>> Begin Listing
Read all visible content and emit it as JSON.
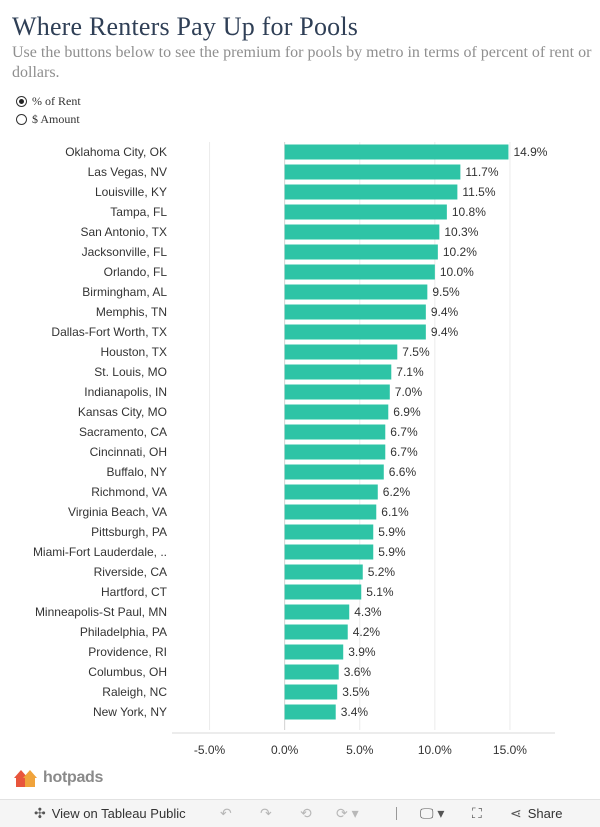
{
  "header": {
    "title": "Where Renters Pay Up for Pools",
    "subtitle": "Use the buttons below to see the premium for pools by metro in terms of percent of rent or dollars."
  },
  "controls": {
    "options": [
      {
        "label": "% of Rent",
        "selected": true
      },
      {
        "label": "$ Amount",
        "selected": false
      }
    ]
  },
  "chart_data": {
    "type": "bar",
    "orientation": "horizontal",
    "categories": [
      "Oklahoma City, OK",
      "Las Vegas, NV",
      "Louisville, KY",
      "Tampa, FL",
      "San Antonio, TX",
      "Jacksonville, FL",
      "Orlando, FL",
      "Birmingham, AL",
      "Memphis, TN",
      "Dallas-Fort Worth, TX",
      "Houston, TX",
      "St. Louis, MO",
      "Indianapolis, IN",
      "Kansas City, MO",
      "Sacramento, CA",
      "Cincinnati, OH",
      "Buffalo, NY",
      "Richmond, VA",
      "Virginia Beach, VA",
      "Pittsburgh, PA",
      "Miami-Fort Lauderdale, ..",
      "Riverside, CA",
      "Hartford, CT",
      "Minneapolis-St Paul, MN",
      "Philadelphia, PA",
      "Providence, RI",
      "Columbus, OH",
      "Raleigh, NC",
      "New York, NY"
    ],
    "values": [
      14.9,
      11.7,
      11.5,
      10.8,
      10.3,
      10.2,
      10.0,
      9.5,
      9.4,
      9.4,
      7.5,
      7.1,
      7.0,
      6.9,
      6.7,
      6.7,
      6.6,
      6.2,
      6.1,
      5.9,
      5.9,
      5.2,
      5.1,
      4.3,
      4.2,
      3.9,
      3.6,
      3.5,
      3.4
    ],
    "value_labels": [
      "14.9%",
      "11.7%",
      "11.5%",
      "10.8%",
      "10.3%",
      "10.2%",
      "10.0%",
      "9.5%",
      "9.4%",
      "9.4%",
      "7.5%",
      "7.1%",
      "7.0%",
      "6.9%",
      "6.7%",
      "6.7%",
      "6.6%",
      "6.2%",
      "6.1%",
      "5.9%",
      "5.9%",
      "5.2%",
      "5.1%",
      "4.3%",
      "4.2%",
      "3.9%",
      "3.6%",
      "3.5%",
      "3.4%"
    ],
    "xlim": [
      -7.5,
      18
    ],
    "xticks": [
      -5,
      0,
      5,
      10,
      15
    ],
    "xtick_labels": [
      "-5.0%",
      "0.0%",
      "5.0%",
      "10.0%",
      "15.0%"
    ],
    "bar_color": "#2ec4a6",
    "grid": "vertical"
  },
  "branding": {
    "logo_text": "hotpads",
    "logo_color": "#e8553c"
  },
  "toolbar": {
    "view_label": "View on Tableau Public",
    "share_label": "Share",
    "icons": [
      "tableau-icon",
      "undo-icon",
      "redo-icon",
      "revert-icon",
      "refresh-icon",
      "download-icon",
      "fullscreen-icon",
      "share-icon"
    ]
  }
}
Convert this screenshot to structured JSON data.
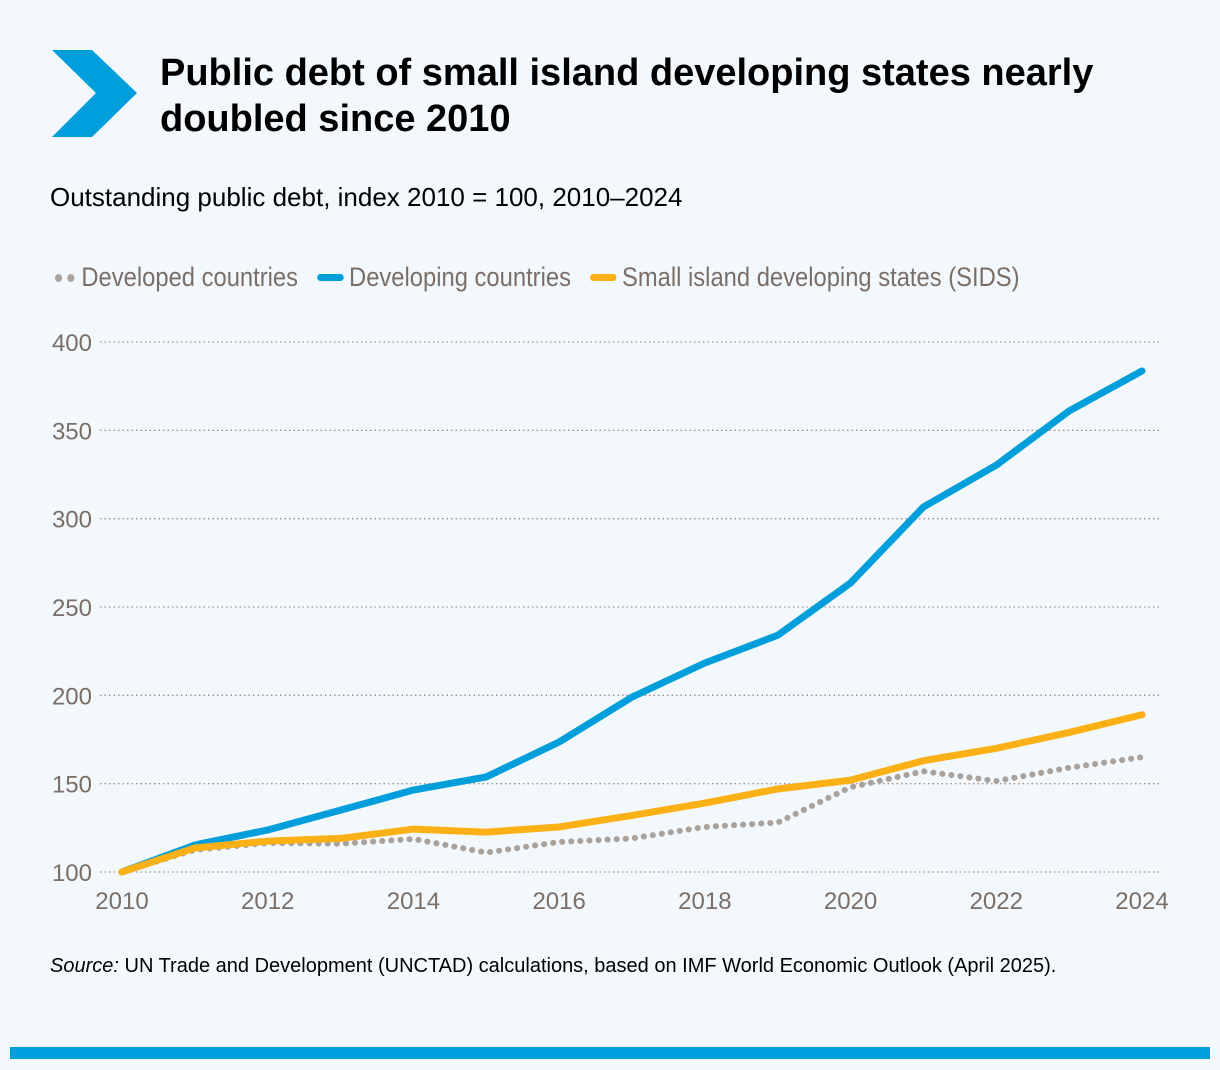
>> End Listing
* _Problem description_: List each line of the records that holds the string "Fort".

* _Result below_:
      "Dallas-Fort Worth, TX",
      "Miami-Fort Lauderdale, ..",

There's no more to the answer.